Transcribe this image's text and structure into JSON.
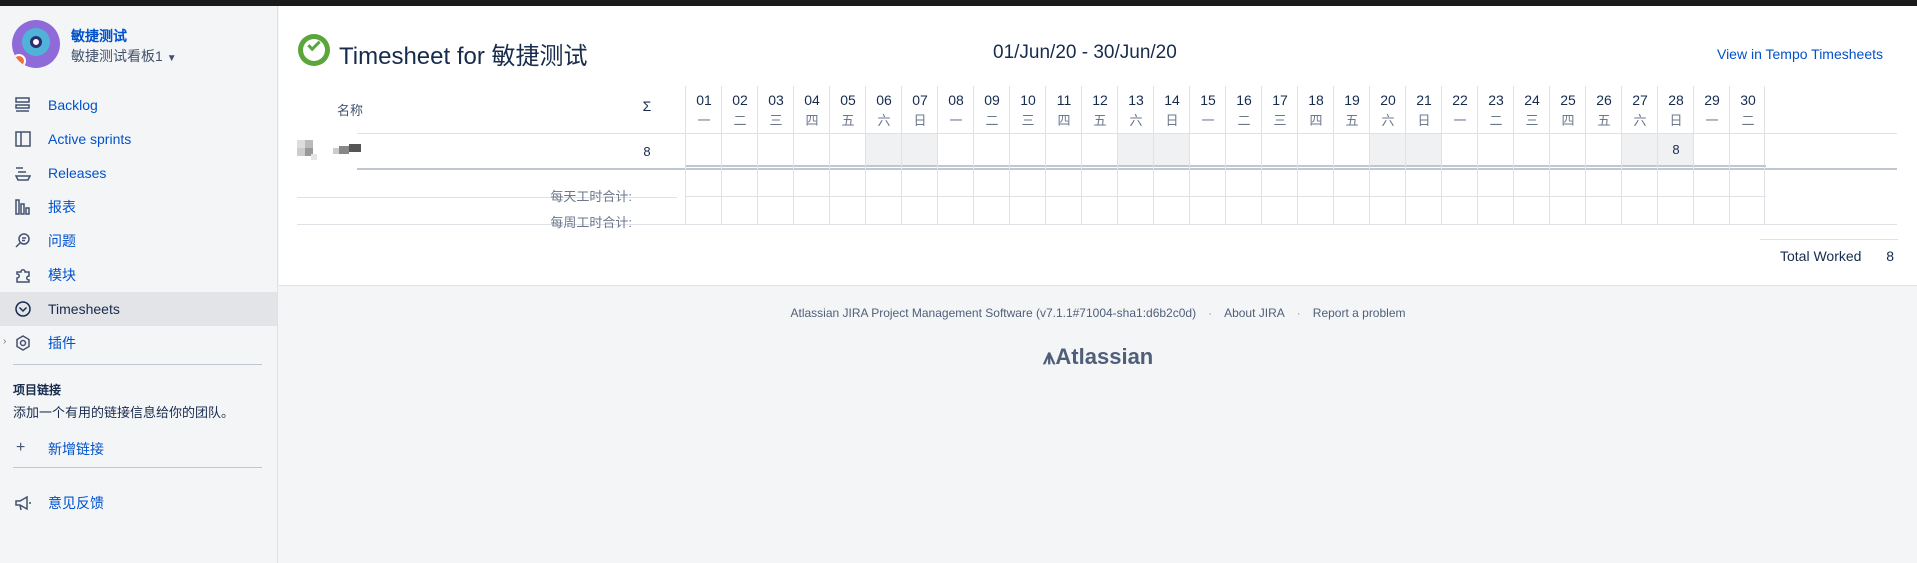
{
  "project": {
    "name": "敏捷测试",
    "board": "敏捷测试看板1"
  },
  "nav": {
    "items": [
      {
        "label": "Backlog",
        "icon": "backlog-icon"
      },
      {
        "label": "Active sprints",
        "icon": "board-icon"
      },
      {
        "label": "Releases",
        "icon": "ship-icon"
      },
      {
        "label": "报表",
        "icon": "chart-icon"
      },
      {
        "label": "问题",
        "icon": "issue-search-icon"
      },
      {
        "label": "模块",
        "icon": "puzzle-icon"
      },
      {
        "label": "Timesheets",
        "icon": "clock-icon"
      },
      {
        "label": "插件",
        "icon": "addon-icon"
      }
    ],
    "active": "Timesheets"
  },
  "project_links": {
    "title": "项目链接",
    "description": "添加一个有用的链接信息给你的团队。",
    "add_label": "新增链接"
  },
  "feedback": {
    "label": "意见反馈"
  },
  "timesheet": {
    "title": "Timesheet for 敏捷测试",
    "date_range": "01/Jun/20 - 30/Jun/20",
    "tempo_link": "View in Tempo Timesheets",
    "header_name": "名称",
    "header_sigma": "Σ",
    "days": [
      {
        "num": "01",
        "wd": "一"
      },
      {
        "num": "02",
        "wd": "二"
      },
      {
        "num": "03",
        "wd": "三"
      },
      {
        "num": "04",
        "wd": "四"
      },
      {
        "num": "05",
        "wd": "五"
      },
      {
        "num": "06",
        "wd": "六"
      },
      {
        "num": "07",
        "wd": "日"
      },
      {
        "num": "08",
        "wd": "一"
      },
      {
        "num": "09",
        "wd": "二"
      },
      {
        "num": "10",
        "wd": "三"
      },
      {
        "num": "11",
        "wd": "四"
      },
      {
        "num": "12",
        "wd": "五"
      },
      {
        "num": "13",
        "wd": "六"
      },
      {
        "num": "14",
        "wd": "日"
      },
      {
        "num": "15",
        "wd": "一"
      },
      {
        "num": "16",
        "wd": "二"
      },
      {
        "num": "17",
        "wd": "三"
      },
      {
        "num": "18",
        "wd": "四"
      },
      {
        "num": "19",
        "wd": "五"
      },
      {
        "num": "20",
        "wd": "六"
      },
      {
        "num": "21",
        "wd": "日"
      },
      {
        "num": "22",
        "wd": "一"
      },
      {
        "num": "23",
        "wd": "二"
      },
      {
        "num": "24",
        "wd": "三"
      },
      {
        "num": "25",
        "wd": "四"
      },
      {
        "num": "26",
        "wd": "五"
      },
      {
        "num": "27",
        "wd": "六"
      },
      {
        "num": "28",
        "wd": "日"
      },
      {
        "num": "29",
        "wd": "一"
      },
      {
        "num": "30",
        "wd": "二"
      }
    ],
    "user_row": {
      "total": "8",
      "day_values": {
        "28": "8"
      }
    },
    "daily_total_label": "每天工时合计:",
    "weekly_total_label": "每周工时合计:",
    "total_worked_label": "Total Worked",
    "total_worked_value": "8"
  },
  "footer": {
    "software": "Atlassian JIRA Project Management Software (v7.1.1#71004-sha1:d6b2c0d)",
    "about": "About JIRA",
    "report": "Report a problem",
    "logo": "Atlassian"
  }
}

# # # # #

■ **YOUR GOAL**
Leave the pictures out, and print every line of the listing exactly as written.

■ **EXERCISE RESPONSE**
Transcribe this image's text and structure into JSON.
{
  "project": {
    "name": "敏捷测试",
    "board": "敏捷测试看板1"
  },
  "nav": {
    "items": [
      {
        "label": "Backlog",
        "icon": "backlog-icon"
      },
      {
        "label": "Active sprints",
        "icon": "board-icon"
      },
      {
        "label": "Releases",
        "icon": "ship-icon"
      },
      {
        "label": "报表",
        "icon": "chart-icon"
      },
      {
        "label": "问题",
        "icon": "issue-search-icon"
      },
      {
        "label": "模块",
        "icon": "puzzle-icon"
      },
      {
        "label": "Timesheets",
        "icon": "clock-icon"
      },
      {
        "label": "插件",
        "icon": "addon-icon"
      }
    ],
    "active": "Timesheets"
  },
  "project_links": {
    "title": "项目链接",
    "description": "添加一个有用的链接信息给你的团队。",
    "add_label": "新增链接"
  },
  "feedback": {
    "label": "意见反馈"
  },
  "timesheet": {
    "title": "Timesheet for 敏捷测试",
    "date_range": "01/Jun/20 - 30/Jun/20",
    "tempo_link": "View in Tempo Timesheets",
    "header_name": "名称",
    "header_sigma": "Σ",
    "days": [
      {
        "num": "01",
        "wd": "一"
      },
      {
        "num": "02",
        "wd": "二"
      },
      {
        "num": "03",
        "wd": "三"
      },
      {
        "num": "04",
        "wd": "四"
      },
      {
        "num": "05",
        "wd": "五"
      },
      {
        "num": "06",
        "wd": "六"
      },
      {
        "num": "07",
        "wd": "日"
      },
      {
        "num": "08",
        "wd": "一"
      },
      {
        "num": "09",
        "wd": "二"
      },
      {
        "num": "10",
        "wd": "三"
      },
      {
        "num": "11",
        "wd": "四"
      },
      {
        "num": "12",
        "wd": "五"
      },
      {
        "num": "13",
        "wd": "六"
      },
      {
        "num": "14",
        "wd": "日"
      },
      {
        "num": "15",
        "wd": "一"
      },
      {
        "num": "16",
        "wd": "二"
      },
      {
        "num": "17",
        "wd": "三"
      },
      {
        "num": "18",
        "wd": "四"
      },
      {
        "num": "19",
        "wd": "五"
      },
      {
        "num": "20",
        "wd": "六"
      },
      {
        "num": "21",
        "wd": "日"
      },
      {
        "num": "22",
        "wd": "一"
      },
      {
        "num": "23",
        "wd": "二"
      },
      {
        "num": "24",
        "wd": "三"
      },
      {
        "num": "25",
        "wd": "四"
      },
      {
        "num": "26",
        "wd": "五"
      },
      {
        "num": "27",
        "wd": "六"
      },
      {
        "num": "28",
        "wd": "日"
      },
      {
        "num": "29",
        "wd": "一"
      },
      {
        "num": "30",
        "wd": "二"
      }
    ],
    "user_row": {
      "total": "8",
      "day_values": {
        "28": "8"
      }
    },
    "daily_total_label": "每天工时合计:",
    "weekly_total_label": "每周工时合计:",
    "total_worked_label": "Total Worked",
    "total_worked_value": "8"
  },
  "footer": {
    "software": "Atlassian JIRA Project Management Software (v7.1.1#71004-sha1:d6b2c0d)",
    "about": "About JIRA",
    "report": "Report a problem",
    "logo": "Atlassian"
  }
}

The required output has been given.